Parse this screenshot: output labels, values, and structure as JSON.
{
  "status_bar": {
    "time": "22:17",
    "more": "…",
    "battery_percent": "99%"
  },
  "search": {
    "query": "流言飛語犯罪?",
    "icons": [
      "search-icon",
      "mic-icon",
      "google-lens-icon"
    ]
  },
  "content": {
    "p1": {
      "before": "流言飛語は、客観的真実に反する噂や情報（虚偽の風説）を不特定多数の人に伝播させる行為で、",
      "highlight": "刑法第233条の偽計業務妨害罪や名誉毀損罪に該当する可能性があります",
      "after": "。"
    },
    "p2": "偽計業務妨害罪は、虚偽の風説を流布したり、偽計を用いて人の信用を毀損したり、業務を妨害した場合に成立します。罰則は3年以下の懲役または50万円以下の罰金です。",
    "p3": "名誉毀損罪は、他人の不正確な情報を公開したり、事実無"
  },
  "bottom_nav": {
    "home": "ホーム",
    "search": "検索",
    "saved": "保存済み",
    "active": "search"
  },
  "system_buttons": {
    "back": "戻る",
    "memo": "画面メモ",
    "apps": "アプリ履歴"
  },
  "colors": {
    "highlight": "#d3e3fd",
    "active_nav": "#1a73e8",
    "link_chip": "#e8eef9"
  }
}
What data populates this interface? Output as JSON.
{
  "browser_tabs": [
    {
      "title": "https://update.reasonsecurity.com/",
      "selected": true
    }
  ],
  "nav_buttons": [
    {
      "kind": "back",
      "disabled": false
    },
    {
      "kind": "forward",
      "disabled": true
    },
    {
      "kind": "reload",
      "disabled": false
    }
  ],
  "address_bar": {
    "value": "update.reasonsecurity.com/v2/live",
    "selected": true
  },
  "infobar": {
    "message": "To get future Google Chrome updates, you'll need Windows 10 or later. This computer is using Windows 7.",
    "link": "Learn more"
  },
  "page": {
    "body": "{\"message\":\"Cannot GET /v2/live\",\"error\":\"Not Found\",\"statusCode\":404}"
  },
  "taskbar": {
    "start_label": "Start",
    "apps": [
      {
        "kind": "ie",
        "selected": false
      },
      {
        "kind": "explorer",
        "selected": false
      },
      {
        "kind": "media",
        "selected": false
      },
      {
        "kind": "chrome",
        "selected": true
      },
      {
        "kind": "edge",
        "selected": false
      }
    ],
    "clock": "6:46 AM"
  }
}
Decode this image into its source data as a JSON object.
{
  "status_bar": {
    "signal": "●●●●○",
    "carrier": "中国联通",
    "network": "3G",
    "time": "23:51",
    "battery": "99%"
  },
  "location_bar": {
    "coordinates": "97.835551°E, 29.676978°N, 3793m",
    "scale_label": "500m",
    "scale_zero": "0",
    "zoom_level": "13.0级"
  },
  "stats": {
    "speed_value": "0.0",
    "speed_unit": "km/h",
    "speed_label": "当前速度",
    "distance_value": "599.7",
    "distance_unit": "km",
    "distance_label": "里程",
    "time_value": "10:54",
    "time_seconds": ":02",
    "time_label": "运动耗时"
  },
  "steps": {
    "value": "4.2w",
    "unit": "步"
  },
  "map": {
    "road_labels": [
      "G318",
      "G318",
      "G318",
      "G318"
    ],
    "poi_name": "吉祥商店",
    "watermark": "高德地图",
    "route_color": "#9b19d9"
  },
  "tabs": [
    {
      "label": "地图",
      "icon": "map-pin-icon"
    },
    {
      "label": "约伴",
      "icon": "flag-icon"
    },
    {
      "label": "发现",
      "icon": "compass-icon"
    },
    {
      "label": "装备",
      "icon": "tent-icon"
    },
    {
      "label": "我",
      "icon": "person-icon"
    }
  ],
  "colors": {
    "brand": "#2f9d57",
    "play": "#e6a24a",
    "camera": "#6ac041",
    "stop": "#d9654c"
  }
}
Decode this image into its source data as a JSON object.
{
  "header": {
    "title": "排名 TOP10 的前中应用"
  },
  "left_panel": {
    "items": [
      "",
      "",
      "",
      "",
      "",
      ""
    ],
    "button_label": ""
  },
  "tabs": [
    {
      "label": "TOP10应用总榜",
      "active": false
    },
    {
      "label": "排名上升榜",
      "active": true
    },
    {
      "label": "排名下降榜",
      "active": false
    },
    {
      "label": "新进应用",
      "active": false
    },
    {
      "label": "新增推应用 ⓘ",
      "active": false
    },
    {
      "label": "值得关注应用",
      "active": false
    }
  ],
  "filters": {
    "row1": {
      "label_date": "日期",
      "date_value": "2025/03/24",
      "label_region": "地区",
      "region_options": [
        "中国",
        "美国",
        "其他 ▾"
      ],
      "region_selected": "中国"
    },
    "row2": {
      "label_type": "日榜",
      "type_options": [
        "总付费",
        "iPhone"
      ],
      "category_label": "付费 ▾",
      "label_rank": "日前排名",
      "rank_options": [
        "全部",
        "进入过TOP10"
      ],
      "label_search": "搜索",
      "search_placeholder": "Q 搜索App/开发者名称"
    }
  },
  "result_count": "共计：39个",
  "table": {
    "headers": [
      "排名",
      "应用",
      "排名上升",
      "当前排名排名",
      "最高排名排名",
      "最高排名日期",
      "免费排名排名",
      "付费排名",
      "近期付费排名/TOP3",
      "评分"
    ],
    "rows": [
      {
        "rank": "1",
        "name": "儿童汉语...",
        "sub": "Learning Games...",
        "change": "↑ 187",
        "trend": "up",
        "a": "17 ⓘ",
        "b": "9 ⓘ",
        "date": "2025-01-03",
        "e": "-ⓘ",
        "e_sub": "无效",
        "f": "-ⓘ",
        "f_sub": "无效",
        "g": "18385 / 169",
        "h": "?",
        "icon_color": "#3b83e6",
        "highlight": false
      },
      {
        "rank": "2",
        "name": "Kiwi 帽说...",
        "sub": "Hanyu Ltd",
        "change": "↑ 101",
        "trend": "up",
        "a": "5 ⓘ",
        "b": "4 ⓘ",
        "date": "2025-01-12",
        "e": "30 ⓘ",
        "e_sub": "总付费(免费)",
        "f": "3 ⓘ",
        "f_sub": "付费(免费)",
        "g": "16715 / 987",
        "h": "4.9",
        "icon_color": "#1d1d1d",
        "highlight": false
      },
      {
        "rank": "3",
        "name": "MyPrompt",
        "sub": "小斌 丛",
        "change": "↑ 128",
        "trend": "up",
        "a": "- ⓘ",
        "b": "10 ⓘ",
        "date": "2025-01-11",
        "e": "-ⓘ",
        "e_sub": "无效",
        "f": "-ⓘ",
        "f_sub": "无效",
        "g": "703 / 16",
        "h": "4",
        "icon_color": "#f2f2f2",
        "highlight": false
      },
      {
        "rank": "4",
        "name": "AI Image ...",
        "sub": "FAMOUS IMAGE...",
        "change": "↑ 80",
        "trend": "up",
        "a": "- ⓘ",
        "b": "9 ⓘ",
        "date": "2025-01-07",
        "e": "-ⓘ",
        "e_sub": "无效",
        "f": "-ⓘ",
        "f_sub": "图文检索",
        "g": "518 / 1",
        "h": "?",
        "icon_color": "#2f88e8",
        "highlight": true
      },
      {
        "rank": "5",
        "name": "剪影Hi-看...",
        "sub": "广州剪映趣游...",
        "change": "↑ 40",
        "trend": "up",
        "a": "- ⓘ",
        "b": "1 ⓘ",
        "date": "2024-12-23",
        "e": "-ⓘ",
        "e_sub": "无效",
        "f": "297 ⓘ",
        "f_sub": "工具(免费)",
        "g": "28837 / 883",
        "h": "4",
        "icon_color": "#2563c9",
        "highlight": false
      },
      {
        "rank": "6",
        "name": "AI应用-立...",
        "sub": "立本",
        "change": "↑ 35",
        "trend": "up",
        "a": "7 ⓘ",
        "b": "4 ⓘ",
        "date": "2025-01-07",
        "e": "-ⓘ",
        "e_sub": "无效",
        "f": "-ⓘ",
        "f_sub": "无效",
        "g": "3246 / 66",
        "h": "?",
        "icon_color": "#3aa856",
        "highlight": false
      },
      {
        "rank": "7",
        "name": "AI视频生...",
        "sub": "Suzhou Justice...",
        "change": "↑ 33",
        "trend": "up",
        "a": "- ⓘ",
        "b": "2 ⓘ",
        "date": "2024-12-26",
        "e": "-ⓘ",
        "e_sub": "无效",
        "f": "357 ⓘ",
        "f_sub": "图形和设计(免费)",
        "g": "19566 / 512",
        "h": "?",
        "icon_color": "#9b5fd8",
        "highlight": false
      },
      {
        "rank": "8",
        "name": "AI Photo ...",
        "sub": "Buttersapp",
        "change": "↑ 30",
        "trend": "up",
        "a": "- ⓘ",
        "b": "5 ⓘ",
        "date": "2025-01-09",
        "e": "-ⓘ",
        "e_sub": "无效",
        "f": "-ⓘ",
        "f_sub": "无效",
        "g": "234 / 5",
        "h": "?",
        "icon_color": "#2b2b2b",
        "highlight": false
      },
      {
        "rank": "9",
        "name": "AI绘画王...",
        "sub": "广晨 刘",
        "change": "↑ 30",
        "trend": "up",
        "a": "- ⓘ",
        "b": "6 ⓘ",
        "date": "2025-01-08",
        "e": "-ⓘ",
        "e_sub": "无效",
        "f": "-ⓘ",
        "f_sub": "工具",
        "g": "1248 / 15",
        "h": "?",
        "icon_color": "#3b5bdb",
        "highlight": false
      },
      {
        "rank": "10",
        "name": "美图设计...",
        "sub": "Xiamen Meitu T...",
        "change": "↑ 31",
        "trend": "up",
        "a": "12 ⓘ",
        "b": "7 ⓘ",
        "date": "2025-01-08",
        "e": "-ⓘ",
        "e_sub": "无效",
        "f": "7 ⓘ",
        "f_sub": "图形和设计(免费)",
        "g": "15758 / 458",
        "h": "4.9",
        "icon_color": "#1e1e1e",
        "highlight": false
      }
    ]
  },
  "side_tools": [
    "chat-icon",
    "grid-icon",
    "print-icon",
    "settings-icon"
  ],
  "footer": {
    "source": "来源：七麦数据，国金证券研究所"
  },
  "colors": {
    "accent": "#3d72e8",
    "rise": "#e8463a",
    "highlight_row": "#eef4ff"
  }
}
---------------
Pull every line containing "true" out of the data above.

**SOLVED EXERCISE:**
      "selected": true
      "disabled": true
    "selected": true
        "selected": true
      "active": true
        "highlight": true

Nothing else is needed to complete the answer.